**Dati archiviati**:
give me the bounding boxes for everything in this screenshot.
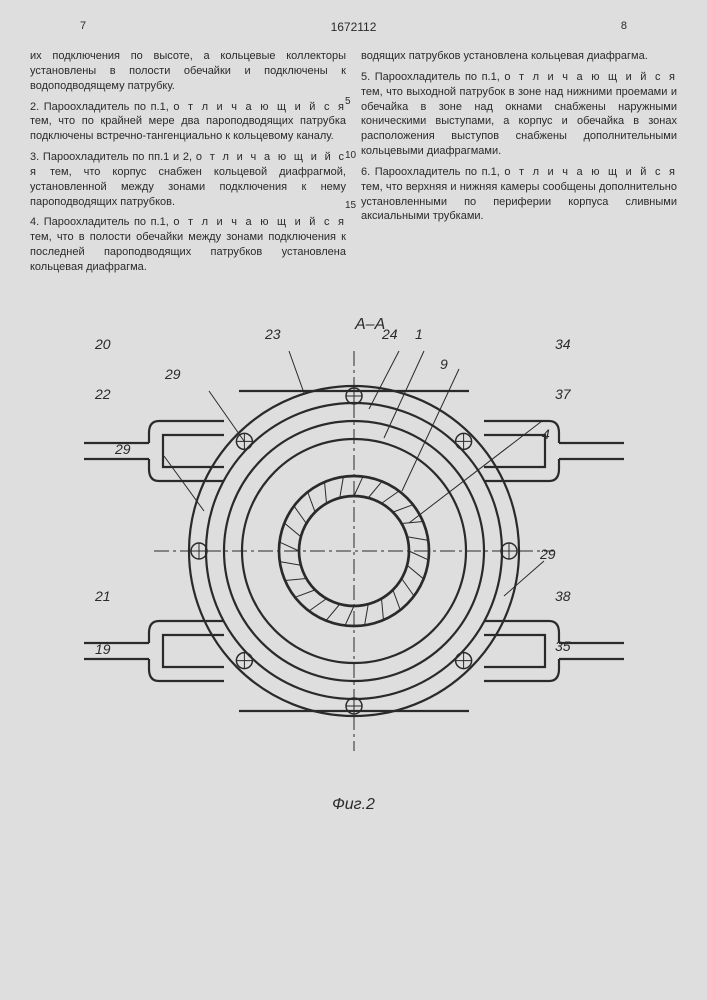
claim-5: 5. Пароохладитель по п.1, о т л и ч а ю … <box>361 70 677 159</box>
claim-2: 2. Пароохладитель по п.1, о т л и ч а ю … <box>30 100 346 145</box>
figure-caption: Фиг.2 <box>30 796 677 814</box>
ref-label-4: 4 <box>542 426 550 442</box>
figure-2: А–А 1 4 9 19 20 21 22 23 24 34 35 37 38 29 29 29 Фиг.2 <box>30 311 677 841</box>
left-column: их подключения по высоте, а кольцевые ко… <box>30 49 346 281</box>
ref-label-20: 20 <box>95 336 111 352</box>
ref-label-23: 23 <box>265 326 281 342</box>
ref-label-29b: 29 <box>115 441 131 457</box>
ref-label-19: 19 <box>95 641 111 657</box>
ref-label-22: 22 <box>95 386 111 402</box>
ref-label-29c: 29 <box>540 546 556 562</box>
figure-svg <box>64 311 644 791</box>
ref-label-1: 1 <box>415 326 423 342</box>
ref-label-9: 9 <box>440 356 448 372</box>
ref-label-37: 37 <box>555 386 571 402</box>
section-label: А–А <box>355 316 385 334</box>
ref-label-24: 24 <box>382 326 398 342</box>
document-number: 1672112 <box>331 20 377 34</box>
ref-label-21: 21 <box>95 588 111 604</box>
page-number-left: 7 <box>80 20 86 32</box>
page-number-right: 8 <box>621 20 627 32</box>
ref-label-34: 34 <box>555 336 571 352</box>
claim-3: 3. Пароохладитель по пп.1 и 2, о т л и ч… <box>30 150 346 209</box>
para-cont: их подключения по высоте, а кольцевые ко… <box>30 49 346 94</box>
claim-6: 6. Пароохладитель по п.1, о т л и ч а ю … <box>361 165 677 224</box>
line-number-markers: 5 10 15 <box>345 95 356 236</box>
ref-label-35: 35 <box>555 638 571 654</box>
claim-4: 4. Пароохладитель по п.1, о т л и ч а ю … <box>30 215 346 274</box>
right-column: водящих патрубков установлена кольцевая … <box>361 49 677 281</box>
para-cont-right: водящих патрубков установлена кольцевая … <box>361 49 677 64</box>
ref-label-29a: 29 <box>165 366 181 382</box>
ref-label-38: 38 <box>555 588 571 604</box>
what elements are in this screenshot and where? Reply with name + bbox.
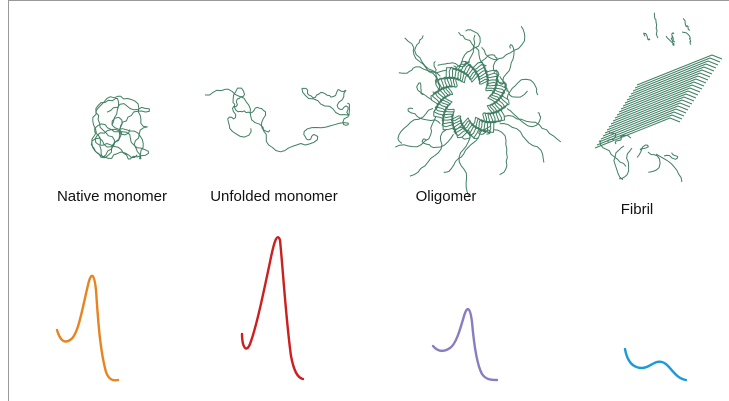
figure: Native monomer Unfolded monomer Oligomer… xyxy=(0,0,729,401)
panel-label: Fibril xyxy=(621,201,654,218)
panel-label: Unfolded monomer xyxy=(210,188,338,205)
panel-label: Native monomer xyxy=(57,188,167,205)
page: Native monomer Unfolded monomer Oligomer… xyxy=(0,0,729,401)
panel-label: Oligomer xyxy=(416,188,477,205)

**Istruzioni e requisiti**: Ricopia fedelmente tutte le righe qui sopra, dalla prima all'ultima, tralasciando le immagini.

**Risposta**:
give me the bounding boxes for everything in this screenshot.
claim-5: 5. Пароохладитель по п.1, о т л и ч а ю … <box>361 70 677 159</box>
claim-2: 2. Пароохладитель по п.1, о т л и ч а ю … <box>30 100 346 145</box>
figure-caption: Фиг.2 <box>30 796 677 814</box>
ref-label-4: 4 <box>542 426 550 442</box>
figure-2: А–А 1 4 9 19 20 21 22 23 24 34 35 37 38 29 29 29 Фиг.2 <box>30 311 677 841</box>
left-column: их подключения по высоте, а кольцевые ко… <box>30 49 346 281</box>
ref-label-20: 20 <box>95 336 111 352</box>
ref-label-23: 23 <box>265 326 281 342</box>
ref-label-29b: 29 <box>115 441 131 457</box>
ref-label-19: 19 <box>95 641 111 657</box>
ref-label-22: 22 <box>95 386 111 402</box>
ref-label-29c: 29 <box>540 546 556 562</box>
figure-svg <box>64 311 644 791</box>
ref-label-1: 1 <box>415 326 423 342</box>
ref-label-9: 9 <box>440 356 448 372</box>
ref-label-37: 37 <box>555 386 571 402</box>
section-label: А–А <box>355 316 385 334</box>
ref-label-24: 24 <box>382 326 398 342</box>
document-number: 1672112 <box>331 20 377 34</box>
ref-label-21: 21 <box>95 588 111 604</box>
page-number-left: 7 <box>80 20 86 32</box>
page-number-right: 8 <box>621 20 627 32</box>
ref-label-34: 34 <box>555 336 571 352</box>
claim-3: 3. Пароохладитель по пп.1 и 2, о т л и ч… <box>30 150 346 209</box>
para-cont: их подключения по высоте, а кольцевые ко… <box>30 49 346 94</box>
claim-6: 6. Пароохладитель по п.1, о т л и ч а ю … <box>361 165 677 224</box>
line-number-markers: 5 10 15 <box>345 95 356 236</box>
ref-label-35: 35 <box>555 638 571 654</box>
claim-4: 4. Пароохладитель по п.1, о т л и ч а ю … <box>30 215 346 274</box>
right-column: водящих патрубков установлена кольцевая … <box>361 49 677 281</box>
para-cont-right: водящих патрубков установлена кольцевая … <box>361 49 677 64</box>
ref-label-29a: 29 <box>165 366 181 382</box>
ref-label-38: 38 <box>555 588 571 604</box>
what elements are in this screenshot and where? Reply with name + bbox.
figure: Native monomer Unfolded monomer Oligomer… xyxy=(0,0,729,401)
panel-label: Fibril xyxy=(621,201,654,218)
panel-label: Unfolded monomer xyxy=(210,188,338,205)
panel-label: Native monomer xyxy=(57,188,167,205)
page: Native monomer Unfolded monomer Oligomer… xyxy=(0,0,729,401)
panel-label: Oligomer xyxy=(416,188,477,205)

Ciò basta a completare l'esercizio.